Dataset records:
• • •
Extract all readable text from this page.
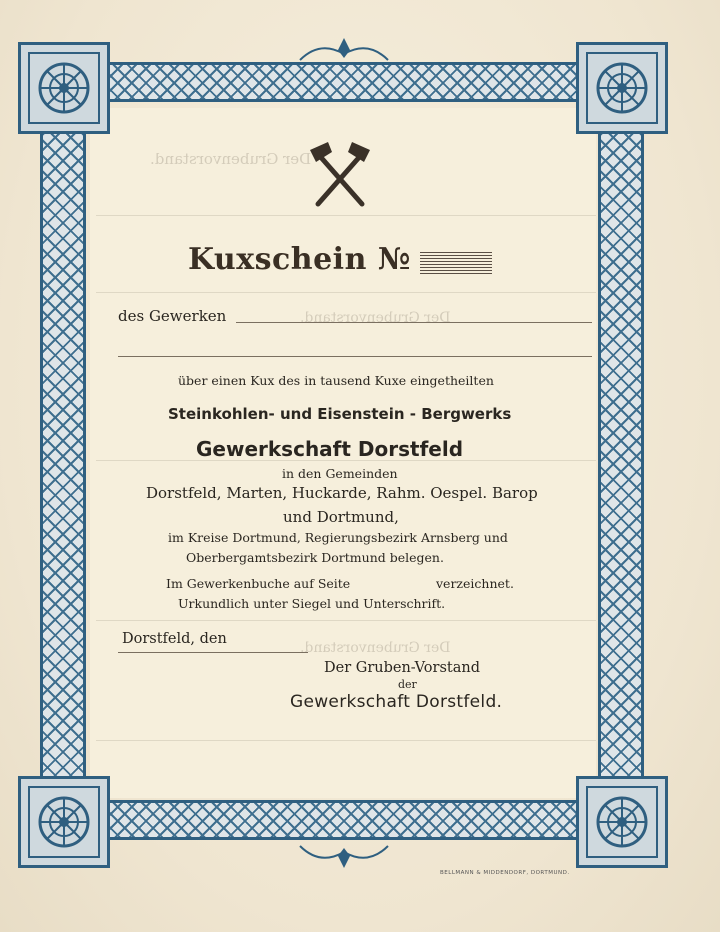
Der Grubenvorstand.
Der Grubenvorstand.
Der Grubenvorstand.
Kuxschein №
des Gewerken
über einen Kux des in tausend Kuxe eingetheilten
Steinkohlen- und Eisenstein - Bergwerks
Gewerkschaft Dorstfeld
in den Gemeinden
Dorstfeld, Marten, Huckarde, Rahm. Oespel. Barop
und Dortmund,
im Kreise Dortmund, Regierungsbezirk Arnsberg und
Oberbergamtsbezirk Dortmund belegen.
Im Gewerkenbuche auf Seite	verzeichnet.
Urkundlich unter Siegel und Unterschrift.
Dorstfeld, den
Der Gruben-Vorstand
der
Gewerkschaft Dorstfeld.
BELLMANN & MIDDENDORF, DORTMUND.
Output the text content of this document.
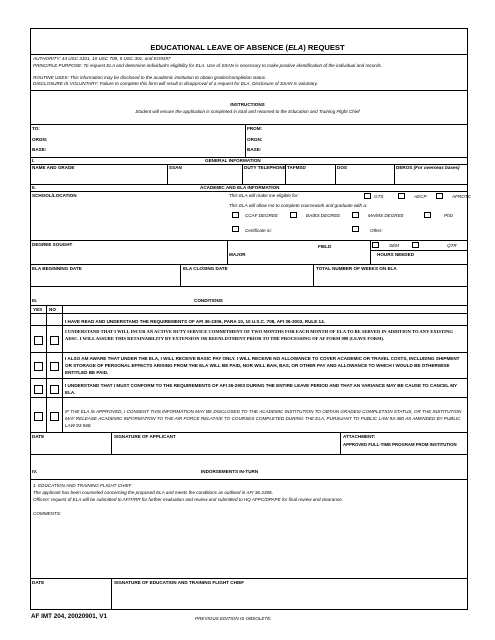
EDUCATIONAL LEAVE OF ABSENCE (ELA) REQUEST
AUTHORITY: 44 USC 3101, 10 USC 708, 5 USC 301, and EO9397
PRINCIPLE PURPOSE: To request ELA and determine individual's eligibility for ELA. Use of SSAN is necessary to make positive identification of the individual and records.
ROUTINE USES: This information may be disclosed to the academic institution to obtain grades/completion status.
DISCLOSURE IS VOLUNTARY: Failure to complete this form will result in disapproval of a request for ELA. Disclosure of SSAN is voluntary.
INSTRUCTIONS
Student will ensure the application is completed in total and returned to the Education and Training Flight Chief
TO:
ORGN:
BASE:
FROM:
ORGN:
BASE:
I.	GENERAL INFORMATION
NAME AND GRADE	SSAN	DUTY TELEPHONE TAFMSD	DOS	DEROS (For overseas bases)
II.	ACADEMIC AND ELA INFORMATION
SCHOOL/LOCATION	This ELA will make me eligible for:	GTS	AECP	AFROTC
This ELA will allow me to complete coursework and graduate with a:
CCAF DEGREE	BA/BS DEGREE	MA/MS DEGREE	PhD
Certificate in:	Other:
DEGREE SOUGHT	FIELD	SEM	QTR
MAJOR	HOURS NEEDED
ELA BEGINNING DATE	ELA CLOSING DATE	TOTAL NUMBER OF WEEKS ON ELA
III.	CONDITIONS
YES NO
I HAVE READ AND UNDERSTAND THE REQUIREMENTS OF AFI 36-2306, PARA 10, 10 U.S.C. 708, AFI 36-3003, RULE 14.
I UNDERSTAND THAT I WILL INCUR AN ACTIVE DUTY SERVICE COMMITMENT OF TWO MONTHS FOR EACH MONTH OF ELA TO BE SERVED IN ADDITION TO ANY EXISTING ADSC. I WILL ASSURE THIS RETAINABILITY BY EXTENSION OR REENLISTMENT PRIOR TO THE PROCESSING OF AF FORM 988 (LEAVE FORM).
I ALSO AM AWARE THAT UNDER THE ELA, I WILL RECEIVE BASIC PAY ONLY. I WILL RECEIVE NO ALLOWANCE TO COVER ACADEMIC OR TRAVEL COSTS, INCLUDING SHIPMENT OR STORAGE OF PERSONAL EFFECTS ARISING FROM THE ELA WILL BE PAID, NOR WILL BAH, BAS, OR OTHER PAY AND ALLOWANCE TO WHICH I WOULD BE OTHERWISE ENTITLED BE PAID.
I UNDERSTAND THAT I MUST CONFORM TO THE REQUIREMENTS OF AFI 36-2903 DURING THE ENTIRE LEAVE PERIOD AND THAT AN VARIANCE MAY BE CAUSE TO CANCEL MY ELA.
IF THE ELA IS APPROVED, I CONSENT THIS INFORMATION MAY BE DISCLOSED TO THE ACADEMIC INSTITUTION TO OBTAIN GRADES/ COMPLETION STATUS, OR THE INSTITUTION MAY RELEASE ACADEMIC INFORMATION TO THE AIR FORCE RELATIVE TO COURSES COMPLETED DURING THE ELA, PURSUANT TO PUBLIC LAW 93-380 AS AMENDED BY PUBLIC LAW 93-568.
DATE	SIGNATURE OF APPLICANT	ATTACHMENT:
APPROVED FULL-TIME PROGRAM FROM INSTITUTION
IV.	INDORSEMENTS IN-TURN
1. EDUCATION AND TRAINING FLIGHT CHIEF
The applicant has been counseled concerning the proposed ELA and meets the conditions as outlined in AFI 36-2306.
Officers' request of ELA will be submitted to AFIT/RR for further evaluation and review and submitted to HQ AFPC/DPAPE for final review and clearance.
COMMENTS:
DATE	SIGNATURE OF EDUCATION AND TRAINING FLIGHT CHIEF
AF IMT 204, 20020901, V1	PREVIOUS EDITION IS OBSOLETE.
• • •
GIVEN INSTRUCTION → Print each record exactly as it stands, leaving the images out.

OUTPUT BELOW →
Extract all readable text from this page.
Der Grubenvorstand.
Der Grubenvorstand.
Der Grubenvorstand.
Kuxschein №
des Gewerken
über einen Kux des in tausend Kuxe eingetheilten
Steinkohlen- und Eisenstein - Bergwerks
Gewerkschaft Dorstfeld
in den Gemeinden
Dorstfeld, Marten, Huckarde, Rahm. Oespel. Barop
und Dortmund,
im Kreise Dortmund, Regierungsbezirk Arnsberg und
Oberbergamtsbezirk Dortmund belegen.
Im Gewerkenbuche auf Seite	verzeichnet.
Urkundlich unter Siegel und Unterschrift.
Dorstfeld, den
Der Gruben-Vorstand
der
Gewerkschaft Dorstfeld.
BELLMANN & MIDDENDORF, DORTMUND.
Output the text content of this document.
EDUCATIONAL LEAVE OF ABSENCE (ELA) REQUEST
AUTHORITY: 44 USC 3101, 10 USC 708, 5 USC 301, and EO9397
PRINCIPLE PURPOSE: To request ELA and determine individual's eligibility for ELA. Use of SSAN is necessary to make positive identification of the individual and records.
ROUTINE USES: This information may be disclosed to the academic institution to obtain grades/completion status.
DISCLOSURE IS VOLUNTARY: Failure to complete this form will result in disapproval of a request for ELA. Disclosure of SSAN is voluntary.
INSTRUCTIONS
Student will ensure the application is completed in total and returned to the Education and Training Flight Chief
TO:
ORGN:
BASE:
FROM:
ORGN:
BASE:
I.	GENERAL INFORMATION
NAME AND GRADE	SSAN	DUTY TELEPHONE TAFMSD	DOS	DEROS (For overseas bases)
II.	ACADEMIC AND ELA INFORMATION
SCHOOL/LOCATION	This ELA will make me eligible for:	GTS	AECP	AFROTC
This ELA will allow me to complete coursework and graduate with a:
CCAF DEGREE	BA/BS DEGREE	MA/MS DEGREE	PhD
Certificate in:	Other:
DEGREE SOUGHT	FIELD	SEM	QTR
MAJOR	HOURS NEEDED
ELA BEGINNING DATE	ELA CLOSING DATE	TOTAL NUMBER OF WEEKS ON ELA
III.	CONDITIONS
YES NO
I HAVE READ AND UNDERSTAND THE REQUIREMENTS OF AFI 36-2306, PARA 10, 10 U.S.C. 708, AFI 36-3003, RULE 14.
I UNDERSTAND THAT I WILL INCUR AN ACTIVE DUTY SERVICE COMMITMENT OF TWO MONTHS FOR EACH MONTH OF ELA TO BE SERVED IN ADDITION TO ANY EXISTING ADSC. I WILL ASSURE THIS RETAINABILITY BY EXTENSION OR REENLISTMENT PRIOR TO THE PROCESSING OF AF FORM 988 (LEAVE FORM).
I ALSO AM AWARE THAT UNDER THE ELA, I WILL RECEIVE BASIC PAY ONLY. I WILL RECEIVE NO ALLOWANCE TO COVER ACADEMIC OR TRAVEL COSTS, INCLUDING SHIPMENT OR STORAGE OF PERSONAL EFFECTS ARISING FROM THE ELA WILL BE PAID, NOR WILL BAH, BAS, OR OTHER PAY AND ALLOWANCE TO WHICH I WOULD BE OTHERWISE ENTITLED BE PAID.
I UNDERSTAND THAT I MUST CONFORM TO THE REQUIREMENTS OF AFI 36-2903 DURING THE ENTIRE LEAVE PERIOD AND THAT AN VARIANCE MAY BE CAUSE TO CANCEL MY ELA.
IF THE ELA IS APPROVED, I CONSENT THIS INFORMATION MAY BE DISCLOSED TO THE ACADEMIC INSTITUTION TO OBTAIN GRADES/ COMPLETION STATUS, OR THE INSTITUTION MAY RELEASE ACADEMIC INFORMATION TO THE AIR FORCE RELATIVE TO COURSES COMPLETED DURING THE ELA, PURSUANT TO PUBLIC LAW 93-380 AS AMENDED BY PUBLIC LAW 93-568.
DATE	SIGNATURE OF APPLICANT	ATTACHMENT:
APPROVED FULL-TIME PROGRAM FROM INSTITUTION
IV.	INDORSEMENTS IN-TURN
1. EDUCATION AND TRAINING FLIGHT CHIEF
The applicant has been counseled concerning the proposed ELA and meets the conditions as outlined in AFI 36-2306.
Officers' request of ELA will be submitted to AFIT/RR for further evaluation and review and submitted to HQ AFPC/DPAPE for final review and clearance.
COMMENTS:
DATE	SIGNATURE OF EDUCATION AND TRAINING FLIGHT CHIEF
AF IMT 204, 20020901, V1	PREVIOUS EDITION IS OBSOLETE.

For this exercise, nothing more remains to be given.